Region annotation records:
Start

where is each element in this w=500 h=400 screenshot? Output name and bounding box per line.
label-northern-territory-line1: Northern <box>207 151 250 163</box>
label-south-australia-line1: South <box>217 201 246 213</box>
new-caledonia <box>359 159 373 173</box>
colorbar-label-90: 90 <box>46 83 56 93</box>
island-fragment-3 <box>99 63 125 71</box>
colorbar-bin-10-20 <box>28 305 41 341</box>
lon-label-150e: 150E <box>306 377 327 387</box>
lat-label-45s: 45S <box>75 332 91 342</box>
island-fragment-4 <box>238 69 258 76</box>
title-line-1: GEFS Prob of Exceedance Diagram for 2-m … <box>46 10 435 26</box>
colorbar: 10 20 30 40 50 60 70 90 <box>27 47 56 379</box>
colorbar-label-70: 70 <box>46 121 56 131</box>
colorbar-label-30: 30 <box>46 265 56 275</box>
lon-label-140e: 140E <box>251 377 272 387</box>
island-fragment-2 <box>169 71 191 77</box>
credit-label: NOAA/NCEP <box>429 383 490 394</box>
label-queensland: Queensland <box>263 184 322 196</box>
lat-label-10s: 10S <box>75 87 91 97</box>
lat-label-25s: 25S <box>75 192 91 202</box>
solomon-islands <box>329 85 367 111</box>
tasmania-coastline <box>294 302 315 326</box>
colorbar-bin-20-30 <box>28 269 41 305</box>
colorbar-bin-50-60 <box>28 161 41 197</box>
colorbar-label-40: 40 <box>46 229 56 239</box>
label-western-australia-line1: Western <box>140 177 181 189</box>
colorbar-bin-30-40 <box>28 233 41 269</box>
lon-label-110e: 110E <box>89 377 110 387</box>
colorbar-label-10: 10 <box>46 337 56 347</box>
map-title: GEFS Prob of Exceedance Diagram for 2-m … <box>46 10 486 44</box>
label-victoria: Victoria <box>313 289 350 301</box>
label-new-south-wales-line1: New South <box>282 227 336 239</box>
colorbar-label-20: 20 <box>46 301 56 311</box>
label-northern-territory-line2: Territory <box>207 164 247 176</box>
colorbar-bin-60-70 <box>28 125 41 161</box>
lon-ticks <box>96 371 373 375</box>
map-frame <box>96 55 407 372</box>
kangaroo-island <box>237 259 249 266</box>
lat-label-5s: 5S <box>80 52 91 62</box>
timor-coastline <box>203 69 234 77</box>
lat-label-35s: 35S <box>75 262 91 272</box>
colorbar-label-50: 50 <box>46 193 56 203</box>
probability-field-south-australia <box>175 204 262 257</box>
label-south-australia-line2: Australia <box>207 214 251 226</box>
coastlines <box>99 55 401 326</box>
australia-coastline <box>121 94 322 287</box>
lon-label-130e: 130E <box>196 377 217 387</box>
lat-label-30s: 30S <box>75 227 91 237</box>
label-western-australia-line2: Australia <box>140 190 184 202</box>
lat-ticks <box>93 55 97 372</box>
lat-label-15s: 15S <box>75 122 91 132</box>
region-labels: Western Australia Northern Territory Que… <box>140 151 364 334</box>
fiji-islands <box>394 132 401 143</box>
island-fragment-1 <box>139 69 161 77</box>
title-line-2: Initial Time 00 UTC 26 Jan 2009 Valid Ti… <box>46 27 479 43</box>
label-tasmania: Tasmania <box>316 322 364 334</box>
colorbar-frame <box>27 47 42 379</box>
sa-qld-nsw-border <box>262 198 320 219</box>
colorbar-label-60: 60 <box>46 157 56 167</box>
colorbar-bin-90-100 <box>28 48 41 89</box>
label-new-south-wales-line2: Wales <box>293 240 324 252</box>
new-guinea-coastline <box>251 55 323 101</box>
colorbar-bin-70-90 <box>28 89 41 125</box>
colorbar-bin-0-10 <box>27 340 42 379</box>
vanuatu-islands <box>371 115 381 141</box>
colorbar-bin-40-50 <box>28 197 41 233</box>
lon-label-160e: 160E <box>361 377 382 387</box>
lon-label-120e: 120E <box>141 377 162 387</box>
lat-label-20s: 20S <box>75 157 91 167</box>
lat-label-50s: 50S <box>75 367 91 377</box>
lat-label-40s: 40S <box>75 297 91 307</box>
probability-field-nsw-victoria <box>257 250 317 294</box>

End

Rewrite every line of the entries above as a Markdown table with two columns, Row and Line. Number the lines in order and skip any blank ones.

| Row | Line |
|---|---|
| 1 | where is each element in this w=500 h=400 screenshot? Output name and bounding box per line. |
| 2 | label-northern-territory-line1: Northern <box>207 151 250 163</box> |
| 3 | label-south-australia-line1: South <box>217 201 246 213</box> |
| 4 | new-caledonia <box>359 159 373 173</box> |
| 5 | colorbar-label-90: 90 <box>46 83 56 93</box> |
| 6 | island-fragment-3 <box>99 63 125 71</box> |
| 7 | colorbar-bin-10-20 <box>28 305 41 341</box> |
| 8 | lon-label-150e: 150E <box>306 377 327 387</box> |
| 9 | lat-label-45s: 45S <box>75 332 91 342</box> |
| 10 | island-fragment-4 <box>238 69 258 76</box> |
| 11 | title-line-1: GEFS Prob of Exceedance Diagram for 2-m … <box>46 10 435 26</box> |
| 12 | colorbar: 10 20 30 40 50 60 70 90 <box>27 47 56 379</box> |
| 13 | colorbar-label-70: 70 <box>46 121 56 131</box> |
| 14 | colorbar-label-30: 30 <box>46 265 56 275</box> |
| 15 | lon-label-140e: 140E <box>251 377 272 387</box> |
| 16 | island-fragment-2 <box>169 71 191 77</box> |
| 17 | credit-label: NOAA/NCEP <box>429 383 490 394</box> |
| 18 | label-queensland: Queensland <box>263 184 322 196</box> |
| 19 | lat-label-10s: 10S <box>75 87 91 97</box> |
| 20 | lat-label-25s: 25S <box>75 192 91 202</box> |
| 21 | solomon-islands <box>329 85 367 111</box> |
| 22 | tasmania-coastline <box>294 302 315 326</box> |
| 23 | colorbar-bin-20-30 <box>28 269 41 305</box> |
| 24 | colorbar-bin-50-60 <box>28 161 41 197</box> |
| 25 | colorbar-label-40: 40 <box>46 229 56 239</box> |
| 26 | label-western-australia-line1: Western <box>140 177 181 189</box> |
| 27 | colorbar-bin-30-40 <box>28 233 41 269</box> |
| 28 | lon-label-110e: 110E <box>89 377 110 387</box> |
| 29 | colorbar-label-10: 10 <box>46 337 56 347</box> |
| 30 | map-title: GEFS Prob of Exceedance Diagram for 2-m … <box>46 10 486 44</box> |
| 31 | label-victoria: Victoria <box>313 289 350 301</box> |
| 32 | label-new-south-wales-line1: New South <box>282 227 336 239</box> |
| 33 | colorbar-label-20: 20 <box>46 301 56 311</box> |
| 34 | label-northern-territory-line2: Territory <box>207 164 247 176</box> |
| 35 | colorbar-bin-60-70 <box>28 125 41 161</box> |
| 36 | lon-ticks <box>96 371 373 375</box> |
| 37 | map-frame <box>96 55 407 372</box> |
| 38 | kangaroo-island <box>237 259 249 266</box> |
| 39 | lat-label-5s: 5S <box>80 52 91 62</box> |
| 40 | timor-coastline <box>203 69 234 77</box> |
| 41 | lat-label-35s: 35S <box>75 262 91 272</box> |
| 42 | colorbar-label-50: 50 <box>46 193 56 203</box> |
| 43 | probability-field-south-australia <box>175 204 262 257</box> |
| 44 | label-south-australia-line2: Australia <box>207 214 251 226</box> |
| 45 | coastlines <box>99 55 401 326</box> |
| 46 | australia-coastline <box>121 94 322 287</box> |
| 47 | lon-label-130e: 130E <box>196 377 217 387</box> |
| 48 | lat-label-30s: 30S <box>75 227 91 237</box> |
| 49 | label-western-australia-line2: Australia <box>140 190 184 202</box> |
| 50 | lat-ticks <box>93 55 97 372</box> |
| 51 | lat-label-15s: 15S <box>75 122 91 132</box> |
| 52 | region-labels: Western Australia Northern Territory Que… <box>140 151 364 334</box> |
| 53 | fiji-islands <box>394 132 401 143</box> |
| 54 | island-fragment-1 <box>139 69 161 77</box> |
| 55 | title-line-2: Initial Time 00 UTC 26 Jan 2009 Valid Ti… <box>46 27 479 43</box> |
| 56 | label-tasmania: Tasmania <box>316 322 364 334</box> |
| 57 | colorbar-frame <box>27 47 42 379</box> |
| 58 | sa-qld-nsw-border <box>262 198 320 219</box> |
| 59 | colorbar-label-60: 60 <box>46 157 56 167</box> |
| 60 | colorbar-bin-90-100 <box>28 48 41 89</box> |
| 61 | label-new-south-wales-line2: Wales <box>293 240 324 252</box> |
| 62 | new-guinea-coastline <box>251 55 323 101</box> |
| 63 | colorbar-bin-70-90 <box>28 89 41 125</box> |
| 64 | colorbar-bin-0-10 <box>27 340 42 379</box> |
| 65 | vanuatu-islands <box>371 115 381 141</box> |
| 66 | colorbar-bin-40-50 <box>28 197 41 233</box> |
| 67 | lon-label-160e: 160E <box>361 377 382 387</box> |
| 68 | lon-label-120e: 120E <box>141 377 162 387</box> |
| 69 | lat-label-20s: 20S <box>75 157 91 167</box> |
| 70 | lat-label-50s: 50S <box>75 367 91 377</box> |
| 71 | lat-label-40s: 40S <box>75 297 91 307</box> |
| 72 | probability-field-nsw-victoria <box>257 250 317 294</box> |